_Data provided_

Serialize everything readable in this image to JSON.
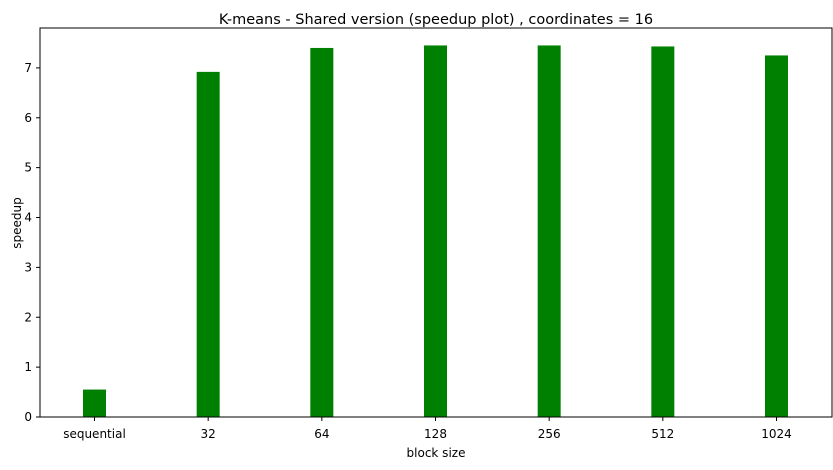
{
  "chart_data": {
    "type": "bar",
    "title": "K-means - Shared version (speedup plot) , coordinates = 16",
    "xlabel": "block size",
    "ylabel": "speedup",
    "categories": [
      "sequential",
      "32",
      "64",
      "128",
      "256",
      "512",
      "1024"
    ],
    "values": [
      0.55,
      6.92,
      7.4,
      7.45,
      7.45,
      7.43,
      7.25
    ],
    "yticks": [
      "0",
      "1",
      "2",
      "3",
      "4",
      "5",
      "6",
      "7"
    ],
    "ylim": [
      0,
      7.8
    ],
    "bar_color": "#008000",
    "grid": false,
    "legend": "none"
  }
}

_Task to carry out_
Will you set down the records word for word while leaving out every picture?

_Reply_
Serialize everything readable in this image to JSON.
{
  "chart_data": {
    "type": "bar",
    "title": "K-means - Shared version (speedup plot) , coordinates = 16",
    "xlabel": "block size",
    "ylabel": "speedup",
    "categories": [
      "sequential",
      "32",
      "64",
      "128",
      "256",
      "512",
      "1024"
    ],
    "values": [
      0.55,
      6.92,
      7.4,
      7.45,
      7.45,
      7.43,
      7.25
    ],
    "yticks": [
      "0",
      "1",
      "2",
      "3",
      "4",
      "5",
      "6",
      "7"
    ],
    "ylim": [
      0,
      7.8
    ],
    "bar_color": "#008000",
    "grid": false,
    "legend": "none"
  }
}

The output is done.